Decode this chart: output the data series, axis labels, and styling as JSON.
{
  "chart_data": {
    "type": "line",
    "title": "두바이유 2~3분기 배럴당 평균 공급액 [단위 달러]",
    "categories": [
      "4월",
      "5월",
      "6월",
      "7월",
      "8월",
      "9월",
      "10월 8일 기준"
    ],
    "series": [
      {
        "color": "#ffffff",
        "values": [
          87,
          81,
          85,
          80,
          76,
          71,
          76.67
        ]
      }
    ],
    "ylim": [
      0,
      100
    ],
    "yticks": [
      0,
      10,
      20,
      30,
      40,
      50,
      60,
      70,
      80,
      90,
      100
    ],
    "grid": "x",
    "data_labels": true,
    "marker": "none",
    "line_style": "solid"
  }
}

---

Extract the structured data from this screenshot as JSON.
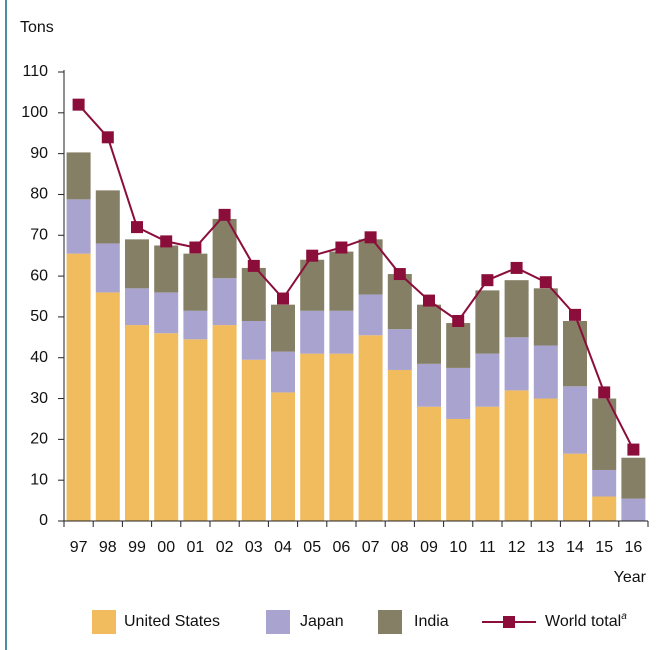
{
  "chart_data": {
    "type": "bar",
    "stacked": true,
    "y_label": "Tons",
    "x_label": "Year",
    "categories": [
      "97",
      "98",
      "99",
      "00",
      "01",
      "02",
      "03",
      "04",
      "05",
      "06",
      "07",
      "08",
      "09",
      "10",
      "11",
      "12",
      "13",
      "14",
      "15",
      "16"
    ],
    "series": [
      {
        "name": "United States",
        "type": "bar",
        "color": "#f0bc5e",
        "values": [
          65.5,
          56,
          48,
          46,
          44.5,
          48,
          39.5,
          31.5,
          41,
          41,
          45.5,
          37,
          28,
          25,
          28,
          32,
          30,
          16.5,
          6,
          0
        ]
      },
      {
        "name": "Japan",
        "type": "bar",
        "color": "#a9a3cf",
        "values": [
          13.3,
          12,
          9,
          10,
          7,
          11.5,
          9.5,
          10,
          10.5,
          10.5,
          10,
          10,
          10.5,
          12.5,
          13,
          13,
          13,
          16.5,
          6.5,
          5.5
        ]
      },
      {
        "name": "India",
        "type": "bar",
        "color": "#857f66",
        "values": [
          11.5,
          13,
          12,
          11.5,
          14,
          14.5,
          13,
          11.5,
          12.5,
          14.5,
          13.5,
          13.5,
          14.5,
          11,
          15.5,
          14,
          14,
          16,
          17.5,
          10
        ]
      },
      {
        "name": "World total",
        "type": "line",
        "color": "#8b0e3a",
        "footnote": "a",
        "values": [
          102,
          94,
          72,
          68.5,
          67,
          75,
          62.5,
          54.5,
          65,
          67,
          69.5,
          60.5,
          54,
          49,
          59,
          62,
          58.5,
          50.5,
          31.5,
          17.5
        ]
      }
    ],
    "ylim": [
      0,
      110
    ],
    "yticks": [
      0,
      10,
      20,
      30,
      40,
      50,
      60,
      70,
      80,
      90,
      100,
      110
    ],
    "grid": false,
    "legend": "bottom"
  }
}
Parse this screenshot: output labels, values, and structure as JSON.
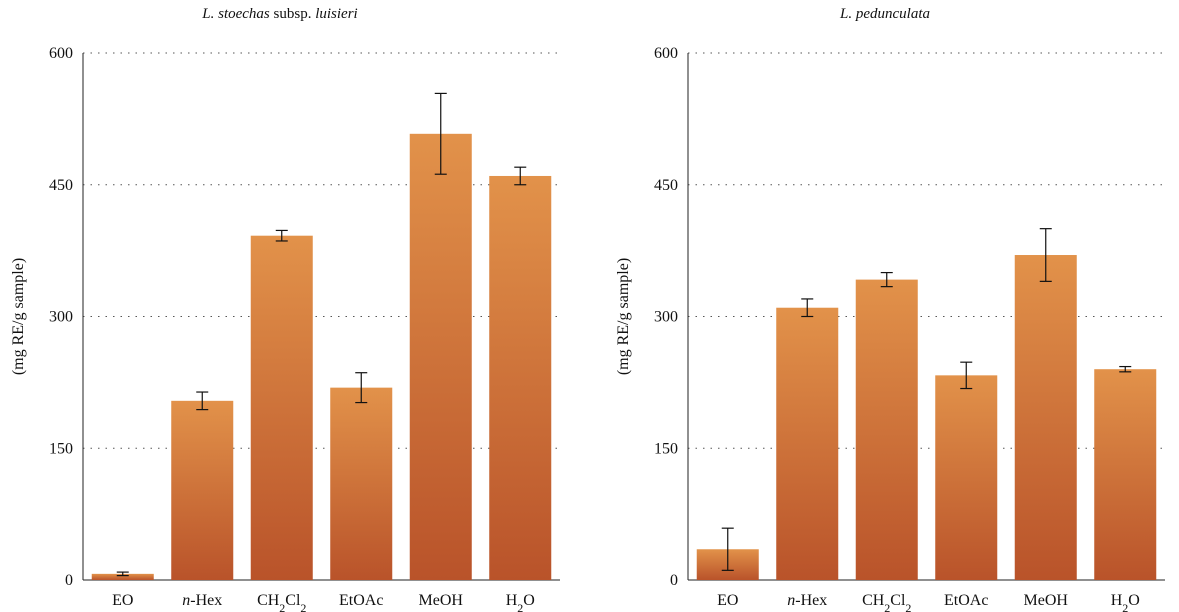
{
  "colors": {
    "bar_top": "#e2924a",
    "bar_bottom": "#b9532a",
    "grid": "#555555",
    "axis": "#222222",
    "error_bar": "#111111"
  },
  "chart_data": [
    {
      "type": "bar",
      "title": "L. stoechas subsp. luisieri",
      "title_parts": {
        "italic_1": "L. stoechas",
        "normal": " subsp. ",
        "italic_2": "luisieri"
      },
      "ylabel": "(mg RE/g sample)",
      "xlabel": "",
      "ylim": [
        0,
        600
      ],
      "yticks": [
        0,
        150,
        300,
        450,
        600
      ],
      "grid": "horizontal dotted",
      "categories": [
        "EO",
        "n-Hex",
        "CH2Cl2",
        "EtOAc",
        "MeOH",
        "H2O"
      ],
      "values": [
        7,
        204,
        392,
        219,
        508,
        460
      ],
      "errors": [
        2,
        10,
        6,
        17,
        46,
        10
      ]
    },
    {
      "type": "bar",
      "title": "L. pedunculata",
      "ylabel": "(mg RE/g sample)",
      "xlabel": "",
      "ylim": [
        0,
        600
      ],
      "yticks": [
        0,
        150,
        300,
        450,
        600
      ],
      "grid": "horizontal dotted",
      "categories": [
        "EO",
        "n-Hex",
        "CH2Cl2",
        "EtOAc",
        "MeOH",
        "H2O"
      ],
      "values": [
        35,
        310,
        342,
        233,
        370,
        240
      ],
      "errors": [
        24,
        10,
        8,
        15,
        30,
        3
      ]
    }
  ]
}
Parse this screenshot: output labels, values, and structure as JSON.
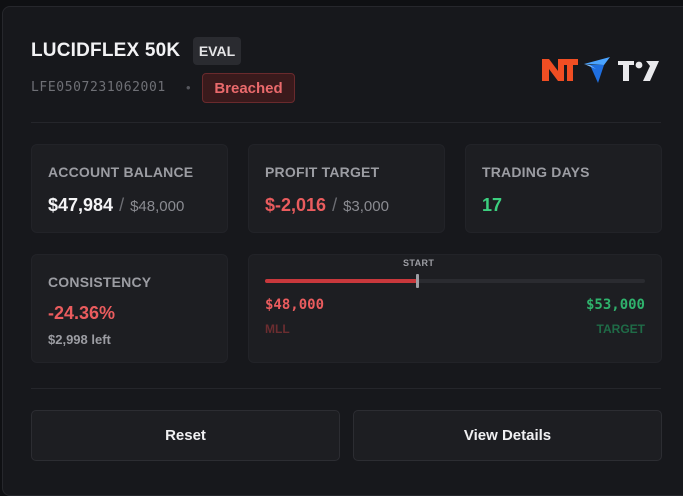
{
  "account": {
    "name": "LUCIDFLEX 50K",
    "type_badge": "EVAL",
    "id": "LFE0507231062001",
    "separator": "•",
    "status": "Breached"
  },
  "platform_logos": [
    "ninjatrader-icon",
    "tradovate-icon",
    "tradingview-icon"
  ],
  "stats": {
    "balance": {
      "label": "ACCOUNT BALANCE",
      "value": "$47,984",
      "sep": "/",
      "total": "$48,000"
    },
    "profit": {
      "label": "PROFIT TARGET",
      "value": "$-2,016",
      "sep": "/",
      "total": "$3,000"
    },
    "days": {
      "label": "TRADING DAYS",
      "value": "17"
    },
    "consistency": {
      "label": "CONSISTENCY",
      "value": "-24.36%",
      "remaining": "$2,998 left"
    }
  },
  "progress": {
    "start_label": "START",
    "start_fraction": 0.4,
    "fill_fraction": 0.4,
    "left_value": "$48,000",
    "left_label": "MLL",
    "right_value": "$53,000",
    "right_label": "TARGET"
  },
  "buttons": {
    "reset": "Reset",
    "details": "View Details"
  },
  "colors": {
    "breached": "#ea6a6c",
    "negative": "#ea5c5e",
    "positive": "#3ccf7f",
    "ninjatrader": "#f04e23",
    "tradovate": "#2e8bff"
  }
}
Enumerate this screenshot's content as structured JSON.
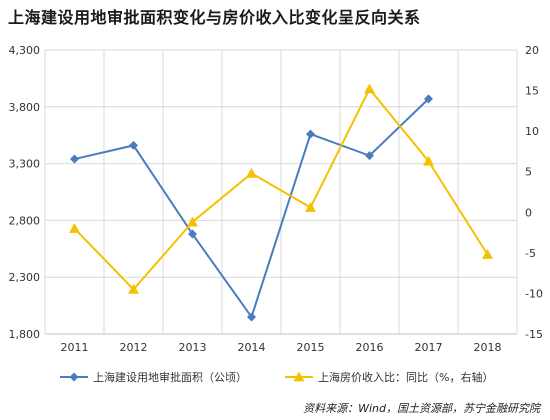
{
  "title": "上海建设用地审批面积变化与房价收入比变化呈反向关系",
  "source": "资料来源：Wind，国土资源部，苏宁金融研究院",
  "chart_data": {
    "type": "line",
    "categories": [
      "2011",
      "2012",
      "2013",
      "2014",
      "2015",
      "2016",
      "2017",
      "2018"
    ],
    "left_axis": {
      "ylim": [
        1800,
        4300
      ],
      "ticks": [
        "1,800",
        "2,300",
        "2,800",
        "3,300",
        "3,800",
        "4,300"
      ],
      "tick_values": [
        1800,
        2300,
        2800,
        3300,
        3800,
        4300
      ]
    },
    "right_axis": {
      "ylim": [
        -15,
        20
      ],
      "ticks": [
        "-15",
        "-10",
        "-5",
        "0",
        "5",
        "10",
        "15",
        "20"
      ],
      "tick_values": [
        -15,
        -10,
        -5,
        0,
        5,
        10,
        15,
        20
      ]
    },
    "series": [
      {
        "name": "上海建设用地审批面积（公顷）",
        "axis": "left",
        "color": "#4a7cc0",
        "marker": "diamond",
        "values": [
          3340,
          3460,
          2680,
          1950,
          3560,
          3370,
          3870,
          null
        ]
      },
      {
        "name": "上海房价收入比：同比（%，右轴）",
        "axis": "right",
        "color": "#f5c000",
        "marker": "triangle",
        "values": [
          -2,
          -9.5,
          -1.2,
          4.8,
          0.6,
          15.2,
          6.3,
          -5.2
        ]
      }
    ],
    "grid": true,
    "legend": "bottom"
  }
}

---

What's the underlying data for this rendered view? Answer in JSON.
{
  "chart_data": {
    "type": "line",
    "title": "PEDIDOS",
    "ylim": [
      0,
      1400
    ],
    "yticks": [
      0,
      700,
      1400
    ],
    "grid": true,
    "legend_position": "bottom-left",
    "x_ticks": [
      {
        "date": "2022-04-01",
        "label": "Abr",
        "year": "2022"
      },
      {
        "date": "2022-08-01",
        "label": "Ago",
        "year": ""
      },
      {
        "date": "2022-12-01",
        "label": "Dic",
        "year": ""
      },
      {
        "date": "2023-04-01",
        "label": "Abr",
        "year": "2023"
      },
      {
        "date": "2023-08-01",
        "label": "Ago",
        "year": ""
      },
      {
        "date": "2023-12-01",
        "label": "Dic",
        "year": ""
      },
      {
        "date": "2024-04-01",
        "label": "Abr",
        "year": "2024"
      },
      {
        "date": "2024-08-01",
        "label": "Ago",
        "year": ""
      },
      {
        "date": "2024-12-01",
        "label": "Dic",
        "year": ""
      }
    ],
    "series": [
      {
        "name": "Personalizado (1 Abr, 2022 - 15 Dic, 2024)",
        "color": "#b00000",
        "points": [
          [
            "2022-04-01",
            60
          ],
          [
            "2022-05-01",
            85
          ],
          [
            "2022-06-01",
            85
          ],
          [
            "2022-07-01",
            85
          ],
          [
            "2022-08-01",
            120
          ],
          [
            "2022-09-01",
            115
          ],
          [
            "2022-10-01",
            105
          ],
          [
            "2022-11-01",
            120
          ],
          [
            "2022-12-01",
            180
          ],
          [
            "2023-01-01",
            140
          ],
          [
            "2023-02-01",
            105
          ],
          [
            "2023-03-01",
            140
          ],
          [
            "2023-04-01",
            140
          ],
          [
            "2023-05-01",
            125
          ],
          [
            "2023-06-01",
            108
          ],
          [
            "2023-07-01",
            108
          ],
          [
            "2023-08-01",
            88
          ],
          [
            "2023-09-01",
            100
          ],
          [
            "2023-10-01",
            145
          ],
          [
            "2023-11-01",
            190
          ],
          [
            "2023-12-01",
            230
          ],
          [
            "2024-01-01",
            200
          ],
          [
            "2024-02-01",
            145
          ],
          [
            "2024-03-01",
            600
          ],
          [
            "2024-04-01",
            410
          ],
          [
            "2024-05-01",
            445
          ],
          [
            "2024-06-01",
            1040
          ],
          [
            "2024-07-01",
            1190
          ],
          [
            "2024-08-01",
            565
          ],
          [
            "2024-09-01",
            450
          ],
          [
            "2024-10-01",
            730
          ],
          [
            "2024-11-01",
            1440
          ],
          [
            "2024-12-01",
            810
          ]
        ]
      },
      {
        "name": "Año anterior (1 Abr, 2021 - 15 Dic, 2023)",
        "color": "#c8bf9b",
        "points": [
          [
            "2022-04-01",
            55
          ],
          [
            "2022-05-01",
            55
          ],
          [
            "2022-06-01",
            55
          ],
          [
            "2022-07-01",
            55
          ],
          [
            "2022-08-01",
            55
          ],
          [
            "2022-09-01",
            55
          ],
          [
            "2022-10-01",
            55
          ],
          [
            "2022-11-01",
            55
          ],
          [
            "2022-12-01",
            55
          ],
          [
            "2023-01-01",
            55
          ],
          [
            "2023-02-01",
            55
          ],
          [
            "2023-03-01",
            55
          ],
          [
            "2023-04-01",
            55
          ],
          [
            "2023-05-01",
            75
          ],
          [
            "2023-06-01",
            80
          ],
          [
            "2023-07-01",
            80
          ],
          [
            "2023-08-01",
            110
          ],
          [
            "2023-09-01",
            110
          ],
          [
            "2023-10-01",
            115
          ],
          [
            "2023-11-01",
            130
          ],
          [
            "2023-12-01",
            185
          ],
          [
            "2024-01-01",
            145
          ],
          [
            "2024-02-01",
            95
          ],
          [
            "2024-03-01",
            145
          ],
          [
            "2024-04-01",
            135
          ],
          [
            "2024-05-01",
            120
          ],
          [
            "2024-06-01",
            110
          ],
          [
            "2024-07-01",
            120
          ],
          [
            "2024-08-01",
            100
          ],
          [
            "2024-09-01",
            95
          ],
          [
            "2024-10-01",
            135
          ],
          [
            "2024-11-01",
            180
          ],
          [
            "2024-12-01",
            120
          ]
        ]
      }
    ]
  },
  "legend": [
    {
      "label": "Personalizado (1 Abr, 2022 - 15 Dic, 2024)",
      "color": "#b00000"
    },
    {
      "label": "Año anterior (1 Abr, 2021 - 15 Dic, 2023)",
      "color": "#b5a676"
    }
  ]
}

YOUR OBJECTIVE: Extract all lines from the data in which "marker" is found.

CORRECT OUTPUT:
    "marker": "none",
        "marker": "diamond",
        "marker": "triangle",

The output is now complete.